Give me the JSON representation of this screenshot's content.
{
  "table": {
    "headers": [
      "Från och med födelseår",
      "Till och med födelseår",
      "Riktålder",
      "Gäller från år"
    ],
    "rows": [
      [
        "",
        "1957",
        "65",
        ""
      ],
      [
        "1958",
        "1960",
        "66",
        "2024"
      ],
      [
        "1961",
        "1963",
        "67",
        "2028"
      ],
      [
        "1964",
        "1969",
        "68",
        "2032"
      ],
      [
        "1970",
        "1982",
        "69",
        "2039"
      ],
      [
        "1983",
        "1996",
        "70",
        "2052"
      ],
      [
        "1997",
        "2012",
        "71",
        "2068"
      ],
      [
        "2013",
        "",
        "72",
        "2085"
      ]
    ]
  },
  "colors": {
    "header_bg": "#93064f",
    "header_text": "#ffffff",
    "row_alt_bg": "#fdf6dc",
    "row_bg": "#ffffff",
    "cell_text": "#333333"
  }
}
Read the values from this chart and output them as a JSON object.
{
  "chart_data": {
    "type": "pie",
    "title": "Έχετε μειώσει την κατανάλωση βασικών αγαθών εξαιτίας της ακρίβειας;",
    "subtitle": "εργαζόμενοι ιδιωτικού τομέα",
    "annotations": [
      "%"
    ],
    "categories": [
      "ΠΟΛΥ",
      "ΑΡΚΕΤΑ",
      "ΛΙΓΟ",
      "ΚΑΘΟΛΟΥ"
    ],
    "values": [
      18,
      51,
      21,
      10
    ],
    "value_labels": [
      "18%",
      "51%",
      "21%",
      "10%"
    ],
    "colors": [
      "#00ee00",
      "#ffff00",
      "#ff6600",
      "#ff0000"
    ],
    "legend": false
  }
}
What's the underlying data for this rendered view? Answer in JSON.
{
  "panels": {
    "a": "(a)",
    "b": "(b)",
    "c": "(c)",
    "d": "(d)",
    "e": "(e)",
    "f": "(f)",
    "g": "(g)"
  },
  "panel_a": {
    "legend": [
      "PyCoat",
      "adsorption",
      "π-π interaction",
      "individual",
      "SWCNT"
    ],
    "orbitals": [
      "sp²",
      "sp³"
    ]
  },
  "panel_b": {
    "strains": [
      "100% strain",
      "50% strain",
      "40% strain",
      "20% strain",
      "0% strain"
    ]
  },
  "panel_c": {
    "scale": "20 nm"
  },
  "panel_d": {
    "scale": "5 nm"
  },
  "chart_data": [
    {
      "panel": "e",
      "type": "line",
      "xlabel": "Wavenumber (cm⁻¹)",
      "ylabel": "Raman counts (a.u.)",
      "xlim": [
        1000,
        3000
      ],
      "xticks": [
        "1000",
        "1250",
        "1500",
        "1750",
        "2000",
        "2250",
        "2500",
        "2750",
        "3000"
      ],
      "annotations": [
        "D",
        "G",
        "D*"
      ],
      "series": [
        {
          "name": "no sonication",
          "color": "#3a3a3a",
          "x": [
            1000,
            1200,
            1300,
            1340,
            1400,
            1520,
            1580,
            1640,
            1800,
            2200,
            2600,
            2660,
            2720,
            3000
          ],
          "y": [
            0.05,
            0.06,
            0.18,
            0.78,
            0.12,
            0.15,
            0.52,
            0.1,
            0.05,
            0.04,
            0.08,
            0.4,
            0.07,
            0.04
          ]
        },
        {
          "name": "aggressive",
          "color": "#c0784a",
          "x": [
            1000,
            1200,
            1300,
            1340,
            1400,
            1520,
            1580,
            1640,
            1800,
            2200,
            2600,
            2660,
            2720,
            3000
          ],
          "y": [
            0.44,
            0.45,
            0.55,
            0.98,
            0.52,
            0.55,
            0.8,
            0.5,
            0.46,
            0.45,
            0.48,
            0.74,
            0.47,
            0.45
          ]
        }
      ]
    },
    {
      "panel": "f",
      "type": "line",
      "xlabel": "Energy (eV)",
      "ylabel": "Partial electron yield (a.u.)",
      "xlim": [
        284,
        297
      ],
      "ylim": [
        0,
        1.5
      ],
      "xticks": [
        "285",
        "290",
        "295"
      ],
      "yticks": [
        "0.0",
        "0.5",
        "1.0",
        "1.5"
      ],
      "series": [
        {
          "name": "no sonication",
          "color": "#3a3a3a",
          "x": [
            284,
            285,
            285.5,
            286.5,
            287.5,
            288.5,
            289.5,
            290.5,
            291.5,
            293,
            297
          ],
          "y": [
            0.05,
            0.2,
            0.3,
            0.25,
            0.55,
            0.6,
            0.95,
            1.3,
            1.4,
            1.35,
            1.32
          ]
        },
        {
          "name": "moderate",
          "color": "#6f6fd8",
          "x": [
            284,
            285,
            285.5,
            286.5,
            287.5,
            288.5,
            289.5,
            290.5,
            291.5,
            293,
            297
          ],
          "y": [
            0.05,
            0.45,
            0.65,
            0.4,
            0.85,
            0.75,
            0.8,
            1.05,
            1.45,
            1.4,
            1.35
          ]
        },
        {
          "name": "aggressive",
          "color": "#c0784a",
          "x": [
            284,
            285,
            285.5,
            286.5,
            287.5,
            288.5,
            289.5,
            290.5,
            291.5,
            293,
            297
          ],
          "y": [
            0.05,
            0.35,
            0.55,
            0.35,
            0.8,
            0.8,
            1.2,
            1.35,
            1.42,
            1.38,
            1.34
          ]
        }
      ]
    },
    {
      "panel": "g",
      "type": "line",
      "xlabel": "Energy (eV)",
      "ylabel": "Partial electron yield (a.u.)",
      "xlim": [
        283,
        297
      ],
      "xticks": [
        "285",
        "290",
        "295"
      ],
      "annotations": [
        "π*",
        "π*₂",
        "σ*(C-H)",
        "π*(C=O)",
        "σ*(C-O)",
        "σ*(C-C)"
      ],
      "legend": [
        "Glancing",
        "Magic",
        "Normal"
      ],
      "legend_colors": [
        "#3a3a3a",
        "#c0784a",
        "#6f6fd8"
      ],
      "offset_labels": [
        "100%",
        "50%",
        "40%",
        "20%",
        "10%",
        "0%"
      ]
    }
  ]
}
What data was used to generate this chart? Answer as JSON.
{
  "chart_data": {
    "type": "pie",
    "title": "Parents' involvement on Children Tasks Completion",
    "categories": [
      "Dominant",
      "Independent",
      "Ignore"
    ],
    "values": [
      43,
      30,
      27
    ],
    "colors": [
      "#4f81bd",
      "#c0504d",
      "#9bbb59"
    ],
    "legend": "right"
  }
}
....
Direction:
Everything from the line containing "What data was" to the end of the records must be written out exactly; include both of those lines and no others.

Answer to the exercise:
What data was used to generate this chart? Answer as JSON.
{
  "chart_data": {
    "type": "pie",
    "title": "Parents' involvement on Children Tasks Completion",
    "categories": [
      "Dominant",
      "Independent",
      "Ignore"
    ],
    "values": [
      43,
      30,
      27
    ],
    "colors": [
      "#4f81bd",
      "#c0504d",
      "#9bbb59"
    ],
    "legend": "right"
  }
}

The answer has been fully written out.